#### Dataset ####

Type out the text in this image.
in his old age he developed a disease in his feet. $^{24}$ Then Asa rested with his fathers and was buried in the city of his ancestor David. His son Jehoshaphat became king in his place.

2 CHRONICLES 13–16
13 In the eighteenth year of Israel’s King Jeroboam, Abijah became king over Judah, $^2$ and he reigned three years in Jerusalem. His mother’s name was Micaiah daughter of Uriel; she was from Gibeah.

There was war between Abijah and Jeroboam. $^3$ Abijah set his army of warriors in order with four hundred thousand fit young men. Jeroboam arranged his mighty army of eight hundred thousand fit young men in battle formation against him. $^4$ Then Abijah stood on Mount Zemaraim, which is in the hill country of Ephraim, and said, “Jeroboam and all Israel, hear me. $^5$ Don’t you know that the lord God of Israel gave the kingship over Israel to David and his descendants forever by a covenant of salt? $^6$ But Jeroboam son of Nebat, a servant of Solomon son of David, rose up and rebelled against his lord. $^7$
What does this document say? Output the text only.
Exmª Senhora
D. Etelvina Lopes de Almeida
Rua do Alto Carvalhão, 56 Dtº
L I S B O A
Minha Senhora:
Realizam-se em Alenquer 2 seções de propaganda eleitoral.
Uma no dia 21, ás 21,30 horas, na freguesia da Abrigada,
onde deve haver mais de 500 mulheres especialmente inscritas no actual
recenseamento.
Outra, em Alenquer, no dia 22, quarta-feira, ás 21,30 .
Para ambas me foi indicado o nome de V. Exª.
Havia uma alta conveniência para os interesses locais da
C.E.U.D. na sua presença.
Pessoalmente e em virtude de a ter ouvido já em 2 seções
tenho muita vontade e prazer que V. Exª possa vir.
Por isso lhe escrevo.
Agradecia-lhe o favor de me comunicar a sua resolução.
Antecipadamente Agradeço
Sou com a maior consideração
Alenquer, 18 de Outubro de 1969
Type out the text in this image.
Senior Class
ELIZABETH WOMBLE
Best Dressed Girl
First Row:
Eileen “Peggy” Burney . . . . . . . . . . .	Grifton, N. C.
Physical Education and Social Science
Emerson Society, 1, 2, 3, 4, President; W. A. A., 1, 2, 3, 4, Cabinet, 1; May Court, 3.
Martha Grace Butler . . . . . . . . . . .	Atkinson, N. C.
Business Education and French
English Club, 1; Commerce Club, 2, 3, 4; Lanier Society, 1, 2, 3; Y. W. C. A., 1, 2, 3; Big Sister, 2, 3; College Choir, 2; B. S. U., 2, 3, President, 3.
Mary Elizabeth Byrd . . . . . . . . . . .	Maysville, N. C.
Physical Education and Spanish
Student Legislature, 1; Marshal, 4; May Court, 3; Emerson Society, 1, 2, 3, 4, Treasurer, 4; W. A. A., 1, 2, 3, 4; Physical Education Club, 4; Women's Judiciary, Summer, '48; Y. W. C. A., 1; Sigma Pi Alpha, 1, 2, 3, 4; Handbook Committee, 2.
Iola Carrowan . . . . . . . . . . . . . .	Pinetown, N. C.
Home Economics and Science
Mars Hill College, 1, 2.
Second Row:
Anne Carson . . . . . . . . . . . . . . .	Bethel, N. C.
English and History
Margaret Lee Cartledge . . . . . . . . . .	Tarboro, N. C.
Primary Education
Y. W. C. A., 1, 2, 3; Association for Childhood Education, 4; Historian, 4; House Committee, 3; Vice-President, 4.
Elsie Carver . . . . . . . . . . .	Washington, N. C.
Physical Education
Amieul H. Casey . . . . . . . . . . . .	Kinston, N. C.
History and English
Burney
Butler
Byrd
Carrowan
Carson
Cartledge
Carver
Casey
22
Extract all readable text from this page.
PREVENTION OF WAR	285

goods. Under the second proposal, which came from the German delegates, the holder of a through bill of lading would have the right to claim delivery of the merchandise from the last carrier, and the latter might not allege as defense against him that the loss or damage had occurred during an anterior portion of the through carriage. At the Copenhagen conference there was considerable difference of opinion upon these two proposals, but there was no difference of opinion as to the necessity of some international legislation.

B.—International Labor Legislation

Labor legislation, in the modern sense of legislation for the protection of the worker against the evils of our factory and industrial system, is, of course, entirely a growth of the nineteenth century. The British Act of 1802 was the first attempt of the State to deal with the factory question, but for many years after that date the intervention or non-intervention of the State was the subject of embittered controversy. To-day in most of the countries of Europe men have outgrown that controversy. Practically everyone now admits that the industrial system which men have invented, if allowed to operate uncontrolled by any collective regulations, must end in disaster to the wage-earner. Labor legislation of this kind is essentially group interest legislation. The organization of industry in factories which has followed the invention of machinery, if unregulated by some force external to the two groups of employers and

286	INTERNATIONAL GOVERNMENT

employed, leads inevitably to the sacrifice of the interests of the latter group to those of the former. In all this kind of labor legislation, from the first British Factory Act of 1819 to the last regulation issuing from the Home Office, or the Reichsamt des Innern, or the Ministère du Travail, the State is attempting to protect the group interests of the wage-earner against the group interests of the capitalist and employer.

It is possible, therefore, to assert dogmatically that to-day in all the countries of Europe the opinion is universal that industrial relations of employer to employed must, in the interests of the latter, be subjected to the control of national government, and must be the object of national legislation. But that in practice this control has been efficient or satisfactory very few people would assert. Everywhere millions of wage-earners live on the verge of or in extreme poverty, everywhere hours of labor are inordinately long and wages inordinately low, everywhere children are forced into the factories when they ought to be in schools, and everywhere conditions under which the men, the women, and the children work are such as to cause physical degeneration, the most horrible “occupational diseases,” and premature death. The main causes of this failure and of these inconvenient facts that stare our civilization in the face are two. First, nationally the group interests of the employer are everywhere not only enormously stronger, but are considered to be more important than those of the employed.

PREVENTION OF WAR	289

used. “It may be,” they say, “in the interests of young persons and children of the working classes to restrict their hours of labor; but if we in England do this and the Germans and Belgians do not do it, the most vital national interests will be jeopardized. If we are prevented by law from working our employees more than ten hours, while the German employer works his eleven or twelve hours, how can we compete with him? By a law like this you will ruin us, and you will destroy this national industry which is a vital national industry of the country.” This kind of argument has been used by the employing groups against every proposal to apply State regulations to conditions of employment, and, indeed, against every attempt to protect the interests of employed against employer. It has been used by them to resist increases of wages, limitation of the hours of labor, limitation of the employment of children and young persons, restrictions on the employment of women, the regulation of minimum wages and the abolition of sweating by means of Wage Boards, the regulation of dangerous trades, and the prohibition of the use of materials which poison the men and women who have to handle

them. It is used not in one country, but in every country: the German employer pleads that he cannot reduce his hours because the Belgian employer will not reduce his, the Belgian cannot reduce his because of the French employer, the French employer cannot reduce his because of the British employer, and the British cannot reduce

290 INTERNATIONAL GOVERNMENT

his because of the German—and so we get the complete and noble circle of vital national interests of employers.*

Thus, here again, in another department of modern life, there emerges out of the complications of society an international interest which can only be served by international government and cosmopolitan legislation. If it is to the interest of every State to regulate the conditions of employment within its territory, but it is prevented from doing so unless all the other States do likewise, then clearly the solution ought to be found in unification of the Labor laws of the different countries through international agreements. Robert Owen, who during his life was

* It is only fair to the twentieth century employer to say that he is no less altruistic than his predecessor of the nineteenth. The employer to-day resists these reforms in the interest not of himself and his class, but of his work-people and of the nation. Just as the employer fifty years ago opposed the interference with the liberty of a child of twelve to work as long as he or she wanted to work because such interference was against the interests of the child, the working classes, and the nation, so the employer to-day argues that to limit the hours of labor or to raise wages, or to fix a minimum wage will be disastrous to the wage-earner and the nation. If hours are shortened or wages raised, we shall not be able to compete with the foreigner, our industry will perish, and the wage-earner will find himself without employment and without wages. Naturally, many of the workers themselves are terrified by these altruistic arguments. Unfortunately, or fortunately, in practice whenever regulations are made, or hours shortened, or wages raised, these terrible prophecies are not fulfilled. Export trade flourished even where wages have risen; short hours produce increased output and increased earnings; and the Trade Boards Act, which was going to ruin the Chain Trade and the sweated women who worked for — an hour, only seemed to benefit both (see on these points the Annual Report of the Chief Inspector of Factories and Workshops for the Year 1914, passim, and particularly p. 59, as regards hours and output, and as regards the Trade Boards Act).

####

Exercise goal - The lines to collect are those holding the string "History"; copy them all.

Task output -
English and History
History and English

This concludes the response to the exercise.